**Exercise goal:** Repeat the material exactly, every line of it.
───── Dataset records
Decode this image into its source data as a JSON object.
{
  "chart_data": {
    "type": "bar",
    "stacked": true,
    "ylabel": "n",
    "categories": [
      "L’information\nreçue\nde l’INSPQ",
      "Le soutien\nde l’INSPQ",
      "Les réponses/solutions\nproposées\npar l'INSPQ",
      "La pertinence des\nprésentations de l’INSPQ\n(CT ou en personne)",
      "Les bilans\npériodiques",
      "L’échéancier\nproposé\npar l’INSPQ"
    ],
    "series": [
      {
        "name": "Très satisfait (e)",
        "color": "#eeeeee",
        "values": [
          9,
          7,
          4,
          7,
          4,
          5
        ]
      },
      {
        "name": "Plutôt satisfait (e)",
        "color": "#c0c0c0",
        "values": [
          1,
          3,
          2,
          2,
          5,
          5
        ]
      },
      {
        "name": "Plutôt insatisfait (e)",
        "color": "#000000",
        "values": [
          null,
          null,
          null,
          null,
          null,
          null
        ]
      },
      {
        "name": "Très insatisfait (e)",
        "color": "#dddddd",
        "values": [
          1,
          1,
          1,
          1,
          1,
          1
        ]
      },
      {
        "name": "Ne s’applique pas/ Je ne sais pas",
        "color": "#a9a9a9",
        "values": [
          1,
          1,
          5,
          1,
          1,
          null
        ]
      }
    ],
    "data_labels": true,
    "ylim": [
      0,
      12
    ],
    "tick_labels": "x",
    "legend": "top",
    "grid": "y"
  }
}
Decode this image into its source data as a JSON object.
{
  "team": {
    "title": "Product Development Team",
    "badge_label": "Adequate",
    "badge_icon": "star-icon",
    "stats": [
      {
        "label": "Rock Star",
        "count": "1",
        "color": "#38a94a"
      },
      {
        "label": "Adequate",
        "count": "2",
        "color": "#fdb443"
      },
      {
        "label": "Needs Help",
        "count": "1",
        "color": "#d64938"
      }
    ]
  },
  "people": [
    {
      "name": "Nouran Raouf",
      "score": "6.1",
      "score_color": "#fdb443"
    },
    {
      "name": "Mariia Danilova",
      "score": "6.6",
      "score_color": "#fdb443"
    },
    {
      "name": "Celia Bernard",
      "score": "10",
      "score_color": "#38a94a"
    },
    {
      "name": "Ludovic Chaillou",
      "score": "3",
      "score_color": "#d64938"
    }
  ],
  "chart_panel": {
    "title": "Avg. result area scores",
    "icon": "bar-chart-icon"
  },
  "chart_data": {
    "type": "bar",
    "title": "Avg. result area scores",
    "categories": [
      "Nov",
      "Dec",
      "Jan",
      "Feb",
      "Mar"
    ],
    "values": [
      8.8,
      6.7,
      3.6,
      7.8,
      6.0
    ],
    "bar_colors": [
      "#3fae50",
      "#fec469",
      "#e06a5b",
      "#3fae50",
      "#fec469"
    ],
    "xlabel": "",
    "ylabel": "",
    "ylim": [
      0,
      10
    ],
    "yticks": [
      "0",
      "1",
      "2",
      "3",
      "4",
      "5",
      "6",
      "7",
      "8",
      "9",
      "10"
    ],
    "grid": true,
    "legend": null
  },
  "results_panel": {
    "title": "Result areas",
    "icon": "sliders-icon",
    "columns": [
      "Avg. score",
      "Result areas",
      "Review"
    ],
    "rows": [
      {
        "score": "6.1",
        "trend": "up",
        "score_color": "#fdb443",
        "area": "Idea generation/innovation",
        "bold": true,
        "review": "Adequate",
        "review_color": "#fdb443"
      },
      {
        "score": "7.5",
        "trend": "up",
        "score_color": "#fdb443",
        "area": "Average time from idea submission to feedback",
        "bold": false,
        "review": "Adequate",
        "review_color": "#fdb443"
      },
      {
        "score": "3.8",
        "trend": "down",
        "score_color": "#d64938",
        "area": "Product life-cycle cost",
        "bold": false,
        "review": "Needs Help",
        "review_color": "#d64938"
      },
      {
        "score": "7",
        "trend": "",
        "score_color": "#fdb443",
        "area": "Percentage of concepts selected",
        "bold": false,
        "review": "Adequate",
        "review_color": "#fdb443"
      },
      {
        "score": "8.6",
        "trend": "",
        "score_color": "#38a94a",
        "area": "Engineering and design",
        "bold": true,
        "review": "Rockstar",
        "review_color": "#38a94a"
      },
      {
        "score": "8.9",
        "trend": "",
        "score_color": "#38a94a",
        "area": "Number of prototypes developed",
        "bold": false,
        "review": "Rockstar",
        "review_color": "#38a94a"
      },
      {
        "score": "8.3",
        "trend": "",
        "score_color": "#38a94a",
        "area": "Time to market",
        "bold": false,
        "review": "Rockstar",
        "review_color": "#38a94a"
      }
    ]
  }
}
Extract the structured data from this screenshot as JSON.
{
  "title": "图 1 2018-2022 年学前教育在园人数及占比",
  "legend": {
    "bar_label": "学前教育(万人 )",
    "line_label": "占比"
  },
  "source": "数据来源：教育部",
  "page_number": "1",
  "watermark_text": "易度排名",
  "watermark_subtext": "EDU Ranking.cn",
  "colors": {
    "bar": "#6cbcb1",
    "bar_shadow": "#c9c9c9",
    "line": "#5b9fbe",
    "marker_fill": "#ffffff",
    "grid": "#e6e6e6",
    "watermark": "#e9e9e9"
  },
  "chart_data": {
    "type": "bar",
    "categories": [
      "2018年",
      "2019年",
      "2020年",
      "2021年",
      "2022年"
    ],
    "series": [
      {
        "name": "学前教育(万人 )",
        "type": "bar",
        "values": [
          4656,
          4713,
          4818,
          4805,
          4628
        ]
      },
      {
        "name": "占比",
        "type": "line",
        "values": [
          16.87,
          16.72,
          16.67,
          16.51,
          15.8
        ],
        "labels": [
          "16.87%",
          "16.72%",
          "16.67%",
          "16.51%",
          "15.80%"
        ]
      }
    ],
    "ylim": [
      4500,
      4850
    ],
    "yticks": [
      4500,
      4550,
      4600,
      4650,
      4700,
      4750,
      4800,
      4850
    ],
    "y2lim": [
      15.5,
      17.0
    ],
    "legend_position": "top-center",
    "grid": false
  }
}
──────────
**Reply to the exercise:**
Decode this image into its source data as a JSON object.
{
  "chart_data": {
    "type": "bar",
    "stacked": true,
    "ylabel": "n",
    "categories": [
      "L’information\nreçue\nde l’INSPQ",
      "Le soutien\nde l’INSPQ",
      "Les réponses/solutions\nproposées\npar l'INSPQ",
      "La pertinence des\nprésentations de l’INSPQ\n(CT ou en personne)",
      "Les bilans\npériodiques",
      "L’échéancier\nproposé\npar l’INSPQ"
    ],
    "series": [
      {
        "name": "Très satisfait (e)",
        "color": "#eeeeee",
        "values": [
          9,
          7,
          4,
          7,
          4,
          5
        ]
      },
      {
        "name": "Plutôt satisfait (e)",
        "color": "#c0c0c0",
        "values": [
          1,
          3,
          2,
          2,
          5,
          5
        ]
      },
      {
        "name": "Plutôt insatisfait (e)",
        "color": "#000000",
        "values": [
          null,
          null,
          null,
          null,
          null,
          null
        ]
      },
      {
        "name": "Très insatisfait (e)",
        "color": "#dddddd",
        "values": [
          1,
          1,
          1,
          1,
          1,
          1
        ]
      },
      {
        "name": "Ne s’applique pas/ Je ne sais pas",
        "color": "#a9a9a9",
        "values": [
          1,
          1,
          5,
          1,
          1,
          null
        ]
      }
    ],
    "data_labels": true,
    "ylim": [
      0,
      12
    ],
    "tick_labels": "x",
    "legend": "top",
    "grid": "y"
  }
}
Decode this image into its source data as a JSON object.
{
  "team": {
    "title": "Product Development Team",
    "badge_label": "Adequate",
    "badge_icon": "star-icon",
    "stats": [
      {
        "label": "Rock Star",
        "count": "1",
        "color": "#38a94a"
      },
      {
        "label": "Adequate",
        "count": "2",
        "color": "#fdb443"
      },
      {
        "label": "Needs Help",
        "count": "1",
        "color": "#d64938"
      }
    ]
  },
  "people": [
    {
      "name": "Nouran Raouf",
      "score": "6.1",
      "score_color": "#fdb443"
    },
    {
      "name": "Mariia Danilova",
      "score": "6.6",
      "score_color": "#fdb443"
    },
    {
      "name": "Celia Bernard",
      "score": "10",
      "score_color": "#38a94a"
    },
    {
      "name": "Ludovic Chaillou",
      "score": "3",
      "score_color": "#d64938"
    }
  ],
  "chart_panel": {
    "title": "Avg. result area scores",
    "icon": "bar-chart-icon"
  },
  "chart_data": {
    "type": "bar",
    "title": "Avg. result area scores",
    "categories": [
      "Nov",
      "Dec",
      "Jan",
      "Feb",
      "Mar"
    ],
    "values": [
      8.8,
      6.7,
      3.6,
      7.8,
      6.0
    ],
    "bar_colors": [
      "#3fae50",
      "#fec469",
      "#e06a5b",
      "#3fae50",
      "#fec469"
    ],
    "xlabel": "",
    "ylabel": "",
    "ylim": [
      0,
      10
    ],
    "yticks": [
      "0",
      "1",
      "2",
      "3",
      "4",
      "5",
      "6",
      "7",
      "8",
      "9",
      "10"
    ],
    "grid": true,
    "legend": null
  },
  "results_panel": {
    "title": "Result areas",
    "icon": "sliders-icon",
    "columns": [
      "Avg. score",
      "Result areas",
      "Review"
    ],
    "rows": [
      {
        "score": "6.1",
        "trend": "up",
        "score_color": "#fdb443",
        "area": "Idea generation/innovation",
        "bold": true,
        "review": "Adequate",
        "review_color": "#fdb443"
      },
      {
        "score": "7.5",
        "trend": "up",
        "score_color": "#fdb443",
        "area": "Average time from idea submission to feedback",
        "bold": false,
        "review": "Adequate",
        "review_color": "#fdb443"
      },
      {
        "score": "3.8",
        "trend": "down",
        "score_color": "#d64938",
        "area": "Product life-cycle cost",
        "bold": false,
        "review": "Needs Help",
        "review_color": "#d64938"
      },
      {
        "score": "7",
        "trend": "",
        "score_color": "#fdb443",
        "area": "Percentage of concepts selected",
        "bold": false,
        "review": "Adequate",
        "review_color": "#fdb443"
      },
      {
        "score": "8.6",
        "trend": "",
        "score_color": "#38a94a",
        "area": "Engineering and design",
        "bold": true,
        "review": "Rockstar",
        "review_color": "#38a94a"
      },
      {
        "score": "8.9",
        "trend": "",
        "score_color": "#38a94a",
        "area": "Number of prototypes developed",
        "bold": false,
        "review": "Rockstar",
        "review_color": "#38a94a"
      },
      {
        "score": "8.3",
        "trend": "",
        "score_color": "#38a94a",
        "area": "Time to market",
        "bold": false,
        "review": "Rockstar",
        "review_color": "#38a94a"
      }
    ]
  }
}
Extract the structured data from this screenshot as JSON.
{
  "title": "图 1 2018-2022 年学前教育在园人数及占比",
  "legend": {
    "bar_label": "学前教育(万人 )",
    "line_label": "占比"
  },
  "source": "数据来源：教育部",
  "page_number": "1",
  "watermark_text": "易度排名",
  "watermark_subtext": "EDU Ranking.cn",
  "colors": {
    "bar": "#6cbcb1",
    "bar_shadow": "#c9c9c9",
    "line": "#5b9fbe",
    "marker_fill": "#ffffff",
    "grid": "#e6e6e6",
    "watermark": "#e9e9e9"
  },
  "chart_data": {
    "type": "bar",
    "categories": [
      "2018年",
      "2019年",
      "2020年",
      "2021年",
      "2022年"
    ],
    "series": [
      {
        "name": "学前教育(万人 )",
        "type": "bar",
        "values": [
          4656,
          4713,
          4818,
          4805,
          4628
        ]
      },
      {
        "name": "占比",
        "type": "line",
        "values": [
          16.87,
          16.72,
          16.67,
          16.51,
          15.8
        ],
        "labels": [
          "16.87%",
          "16.72%",
          "16.67%",
          "16.51%",
          "15.80%"
        ]
      }
    ],
    "ylim": [
      4500,
      4850
    ],
    "yticks": [
      4500,
      4550,
      4600,
      4650,
      4700,
      4750,
      4800,
      4850
    ],
    "y2lim": [
      15.5,
      17.0
    ],
    "legend_position": "top-center",
    "grid": false
  }
}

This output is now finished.